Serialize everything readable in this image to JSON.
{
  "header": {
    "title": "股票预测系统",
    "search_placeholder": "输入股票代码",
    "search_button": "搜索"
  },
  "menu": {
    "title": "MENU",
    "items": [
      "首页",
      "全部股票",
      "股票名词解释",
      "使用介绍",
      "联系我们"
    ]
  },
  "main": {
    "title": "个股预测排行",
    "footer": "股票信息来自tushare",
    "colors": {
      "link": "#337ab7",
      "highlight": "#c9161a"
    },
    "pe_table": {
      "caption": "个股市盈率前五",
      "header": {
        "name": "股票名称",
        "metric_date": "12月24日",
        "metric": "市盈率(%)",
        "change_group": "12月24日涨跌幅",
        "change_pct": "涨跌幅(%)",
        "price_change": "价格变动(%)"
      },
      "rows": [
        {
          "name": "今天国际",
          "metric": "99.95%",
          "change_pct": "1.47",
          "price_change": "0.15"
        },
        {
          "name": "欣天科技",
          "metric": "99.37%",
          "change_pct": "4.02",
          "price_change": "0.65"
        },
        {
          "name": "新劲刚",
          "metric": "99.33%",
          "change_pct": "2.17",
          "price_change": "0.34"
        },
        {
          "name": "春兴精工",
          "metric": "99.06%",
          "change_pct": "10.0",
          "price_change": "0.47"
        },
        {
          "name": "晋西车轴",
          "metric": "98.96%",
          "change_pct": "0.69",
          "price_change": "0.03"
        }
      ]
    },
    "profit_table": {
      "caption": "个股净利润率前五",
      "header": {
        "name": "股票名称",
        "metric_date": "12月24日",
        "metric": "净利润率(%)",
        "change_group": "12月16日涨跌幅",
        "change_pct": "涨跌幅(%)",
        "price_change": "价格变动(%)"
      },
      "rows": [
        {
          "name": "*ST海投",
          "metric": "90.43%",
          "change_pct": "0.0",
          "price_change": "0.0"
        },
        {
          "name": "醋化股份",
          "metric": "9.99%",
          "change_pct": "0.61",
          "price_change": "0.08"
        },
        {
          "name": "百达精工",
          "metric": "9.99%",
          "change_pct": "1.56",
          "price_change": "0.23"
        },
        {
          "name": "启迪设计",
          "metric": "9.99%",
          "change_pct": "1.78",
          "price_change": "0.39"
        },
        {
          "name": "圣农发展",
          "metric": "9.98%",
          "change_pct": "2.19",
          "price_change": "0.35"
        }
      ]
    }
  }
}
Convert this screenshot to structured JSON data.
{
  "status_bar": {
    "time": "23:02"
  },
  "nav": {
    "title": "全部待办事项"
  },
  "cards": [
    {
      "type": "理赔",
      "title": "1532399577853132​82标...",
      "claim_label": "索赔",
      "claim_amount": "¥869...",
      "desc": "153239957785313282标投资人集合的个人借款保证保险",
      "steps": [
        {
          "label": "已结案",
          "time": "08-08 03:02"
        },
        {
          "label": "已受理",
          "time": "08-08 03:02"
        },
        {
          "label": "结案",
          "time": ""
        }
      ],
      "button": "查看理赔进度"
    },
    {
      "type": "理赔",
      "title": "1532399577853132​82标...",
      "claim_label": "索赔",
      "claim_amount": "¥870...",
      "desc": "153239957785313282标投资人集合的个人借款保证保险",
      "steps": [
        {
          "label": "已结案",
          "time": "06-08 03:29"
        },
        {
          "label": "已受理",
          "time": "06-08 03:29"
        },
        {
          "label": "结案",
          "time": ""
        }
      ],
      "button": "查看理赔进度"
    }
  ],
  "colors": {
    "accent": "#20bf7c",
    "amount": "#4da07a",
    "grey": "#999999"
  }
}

===

* _Exercise_
Reproduce the entries above in full by retyping them exactly.

* _Solved problem_
Serialize everything readable in this image to JSON.
{
  "header": {
    "title": "股票预测系统",
    "search_placeholder": "输入股票代码",
    "search_button": "搜索"
  },
  "menu": {
    "title": "MENU",
    "items": [
      "首页",
      "全部股票",
      "股票名词解释",
      "使用介绍",
      "联系我们"
    ]
  },
  "main": {
    "title": "个股预测排行",
    "footer": "股票信息来自tushare",
    "colors": {
      "link": "#337ab7",
      "highlight": "#c9161a"
    },
    "pe_table": {
      "caption": "个股市盈率前五",
      "header": {
        "name": "股票名称",
        "metric_date": "12月24日",
        "metric": "市盈率(%)",
        "change_group": "12月24日涨跌幅",
        "change_pct": "涨跌幅(%)",
        "price_change": "价格变动(%)"
      },
      "rows": [
        {
          "name": "今天国际",
          "metric": "99.95%",
          "change_pct": "1.47",
          "price_change": "0.15"
        },
        {
          "name": "欣天科技",
          "metric": "99.37%",
          "change_pct": "4.02",
          "price_change": "0.65"
        },
        {
          "name": "新劲刚",
          "metric": "99.33%",
          "change_pct": "2.17",
          "price_change": "0.34"
        },
        {
          "name": "春兴精工",
          "metric": "99.06%",
          "change_pct": "10.0",
          "price_change": "0.47"
        },
        {
          "name": "晋西车轴",
          "metric": "98.96%",
          "change_pct": "0.69",
          "price_change": "0.03"
        }
      ]
    },
    "profit_table": {
      "caption": "个股净利润率前五",
      "header": {
        "name": "股票名称",
        "metric_date": "12月24日",
        "metric": "净利润率(%)",
        "change_group": "12月16日涨跌幅",
        "change_pct": "涨跌幅(%)",
        "price_change": "价格变动(%)"
      },
      "rows": [
        {
          "name": "*ST海投",
          "metric": "90.43%",
          "change_pct": "0.0",
          "price_change": "0.0"
        },
        {
          "name": "醋化股份",
          "metric": "9.99%",
          "change_pct": "0.61",
          "price_change": "0.08"
        },
        {
          "name": "百达精工",
          "metric": "9.99%",
          "change_pct": "1.56",
          "price_change": "0.23"
        },
        {
          "name": "启迪设计",
          "metric": "9.99%",
          "change_pct": "1.78",
          "price_change": "0.39"
        },
        {
          "name": "圣农发展",
          "metric": "9.98%",
          "change_pct": "2.19",
          "price_change": "0.35"
        }
      ]
    }
  }
}
Convert this screenshot to structured JSON data.
{
  "status_bar": {
    "time": "23:02"
  },
  "nav": {
    "title": "全部待办事项"
  },
  "cards": [
    {
      "type": "理赔",
      "title": "1532399577853132​82标...",
      "claim_label": "索赔",
      "claim_amount": "¥869...",
      "desc": "153239957785313282标投资人集合的个人借款保证保险",
      "steps": [
        {
          "label": "已结案",
          "time": "08-08 03:02"
        },
        {
          "label": "已受理",
          "time": "08-08 03:02"
        },
        {
          "label": "结案",
          "time": ""
        }
      ],
      "button": "查看理赔进度"
    },
    {
      "type": "理赔",
      "title": "1532399577853132​82标...",
      "claim_label": "索赔",
      "claim_amount": "¥870...",
      "desc": "153239957785313282标投资人集合的个人借款保证保险",
      "steps": [
        {
          "label": "已结案",
          "time": "06-08 03:29"
        },
        {
          "label": "已受理",
          "time": "06-08 03:29"
        },
        {
          "label": "结案",
          "time": ""
        }
      ],
      "button": "查看理赔进度"
    }
  ],
  "colors": {
    "accent": "#20bf7c",
    "amount": "#4da07a",
    "grey": "#999999"
  }
}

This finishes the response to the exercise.